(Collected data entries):
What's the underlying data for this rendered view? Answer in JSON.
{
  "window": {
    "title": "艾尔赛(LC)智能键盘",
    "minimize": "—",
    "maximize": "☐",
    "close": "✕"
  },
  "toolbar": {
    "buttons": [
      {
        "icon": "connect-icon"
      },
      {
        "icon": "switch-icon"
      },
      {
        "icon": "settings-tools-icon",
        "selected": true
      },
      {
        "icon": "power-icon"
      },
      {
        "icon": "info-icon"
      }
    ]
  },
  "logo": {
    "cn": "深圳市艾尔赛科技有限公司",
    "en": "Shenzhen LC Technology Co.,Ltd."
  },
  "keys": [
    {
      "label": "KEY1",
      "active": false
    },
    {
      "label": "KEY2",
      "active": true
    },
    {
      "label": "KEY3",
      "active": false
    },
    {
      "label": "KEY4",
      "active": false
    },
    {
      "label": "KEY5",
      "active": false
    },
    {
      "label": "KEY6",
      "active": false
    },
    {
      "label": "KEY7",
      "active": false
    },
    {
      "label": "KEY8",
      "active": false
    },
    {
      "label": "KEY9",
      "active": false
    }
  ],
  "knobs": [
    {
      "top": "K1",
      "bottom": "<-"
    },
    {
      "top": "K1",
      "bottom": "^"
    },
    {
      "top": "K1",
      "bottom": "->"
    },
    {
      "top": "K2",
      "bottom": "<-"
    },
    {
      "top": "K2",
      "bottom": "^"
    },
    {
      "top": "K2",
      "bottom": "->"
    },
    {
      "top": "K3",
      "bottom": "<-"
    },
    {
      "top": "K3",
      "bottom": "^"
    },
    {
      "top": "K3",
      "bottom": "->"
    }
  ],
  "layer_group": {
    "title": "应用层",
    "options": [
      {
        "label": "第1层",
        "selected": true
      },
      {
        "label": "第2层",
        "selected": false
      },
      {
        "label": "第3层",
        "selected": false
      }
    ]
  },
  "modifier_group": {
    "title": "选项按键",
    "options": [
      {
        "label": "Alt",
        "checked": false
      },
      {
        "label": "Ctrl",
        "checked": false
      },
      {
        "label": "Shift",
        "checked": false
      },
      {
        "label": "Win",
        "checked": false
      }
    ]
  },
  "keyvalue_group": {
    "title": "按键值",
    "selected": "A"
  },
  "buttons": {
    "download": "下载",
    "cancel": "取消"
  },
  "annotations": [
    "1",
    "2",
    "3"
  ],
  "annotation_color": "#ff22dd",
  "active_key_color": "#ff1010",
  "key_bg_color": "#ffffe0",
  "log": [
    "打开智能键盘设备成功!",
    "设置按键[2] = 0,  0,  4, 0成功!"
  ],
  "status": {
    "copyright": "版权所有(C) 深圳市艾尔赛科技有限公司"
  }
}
* * *
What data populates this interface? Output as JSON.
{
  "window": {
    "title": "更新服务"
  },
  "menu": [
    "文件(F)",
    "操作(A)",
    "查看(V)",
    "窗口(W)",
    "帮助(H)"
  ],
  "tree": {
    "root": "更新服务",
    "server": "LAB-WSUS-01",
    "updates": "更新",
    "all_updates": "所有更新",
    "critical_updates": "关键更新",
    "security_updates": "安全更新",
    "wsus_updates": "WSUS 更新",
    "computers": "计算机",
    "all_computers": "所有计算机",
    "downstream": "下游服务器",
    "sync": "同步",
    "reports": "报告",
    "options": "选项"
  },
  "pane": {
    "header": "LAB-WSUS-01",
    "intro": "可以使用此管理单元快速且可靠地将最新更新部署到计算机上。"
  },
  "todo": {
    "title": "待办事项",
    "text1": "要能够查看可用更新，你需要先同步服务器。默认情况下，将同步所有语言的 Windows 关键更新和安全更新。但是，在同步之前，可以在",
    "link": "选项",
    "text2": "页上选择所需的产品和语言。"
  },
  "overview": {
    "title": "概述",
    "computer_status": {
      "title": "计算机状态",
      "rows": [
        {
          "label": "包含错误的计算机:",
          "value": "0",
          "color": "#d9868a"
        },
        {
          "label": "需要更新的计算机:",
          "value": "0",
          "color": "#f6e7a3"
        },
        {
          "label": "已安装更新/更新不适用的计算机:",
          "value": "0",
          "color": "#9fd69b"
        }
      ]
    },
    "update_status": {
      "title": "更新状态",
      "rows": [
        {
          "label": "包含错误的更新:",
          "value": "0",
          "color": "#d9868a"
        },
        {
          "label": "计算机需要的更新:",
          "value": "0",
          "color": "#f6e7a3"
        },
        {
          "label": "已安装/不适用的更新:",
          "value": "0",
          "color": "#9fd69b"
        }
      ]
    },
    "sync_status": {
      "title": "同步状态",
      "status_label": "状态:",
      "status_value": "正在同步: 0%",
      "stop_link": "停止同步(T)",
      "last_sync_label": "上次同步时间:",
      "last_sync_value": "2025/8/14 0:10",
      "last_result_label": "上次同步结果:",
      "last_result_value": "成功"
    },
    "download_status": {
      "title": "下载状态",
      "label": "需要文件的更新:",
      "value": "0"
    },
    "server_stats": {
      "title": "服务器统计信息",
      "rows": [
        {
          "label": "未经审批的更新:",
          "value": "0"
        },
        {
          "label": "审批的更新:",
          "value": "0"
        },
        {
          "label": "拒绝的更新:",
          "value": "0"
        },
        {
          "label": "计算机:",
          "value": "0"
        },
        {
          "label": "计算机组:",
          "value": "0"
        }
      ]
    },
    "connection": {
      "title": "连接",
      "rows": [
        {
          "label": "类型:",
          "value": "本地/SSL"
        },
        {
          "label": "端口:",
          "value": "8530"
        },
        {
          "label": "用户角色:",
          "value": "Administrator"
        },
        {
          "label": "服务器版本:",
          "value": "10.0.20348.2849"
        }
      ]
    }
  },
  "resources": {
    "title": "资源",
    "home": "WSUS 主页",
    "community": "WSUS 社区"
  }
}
---
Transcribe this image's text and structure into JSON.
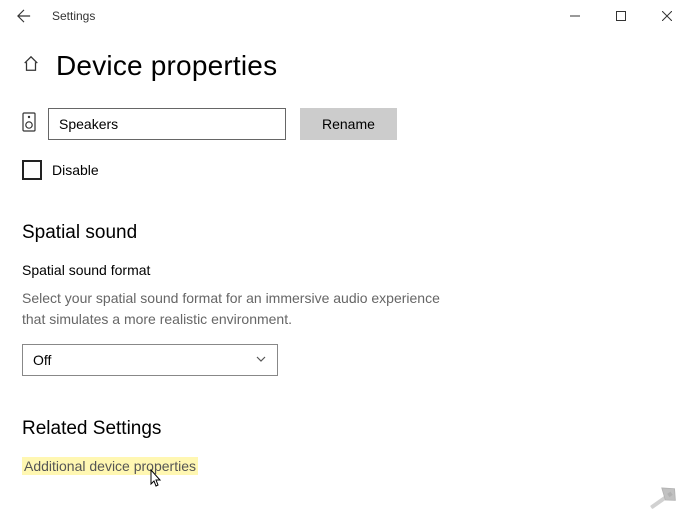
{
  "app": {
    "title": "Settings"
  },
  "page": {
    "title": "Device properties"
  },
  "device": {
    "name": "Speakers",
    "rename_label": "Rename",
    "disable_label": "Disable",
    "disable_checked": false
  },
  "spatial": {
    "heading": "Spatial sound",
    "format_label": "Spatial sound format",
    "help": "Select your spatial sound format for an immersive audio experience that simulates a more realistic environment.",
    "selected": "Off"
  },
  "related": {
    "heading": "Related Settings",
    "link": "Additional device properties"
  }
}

(Given request): From the data above, gather every line that includes the word "heading".

(Solution for this exercise):
    "heading": "Spatial sound",
    "heading": "Related Settings",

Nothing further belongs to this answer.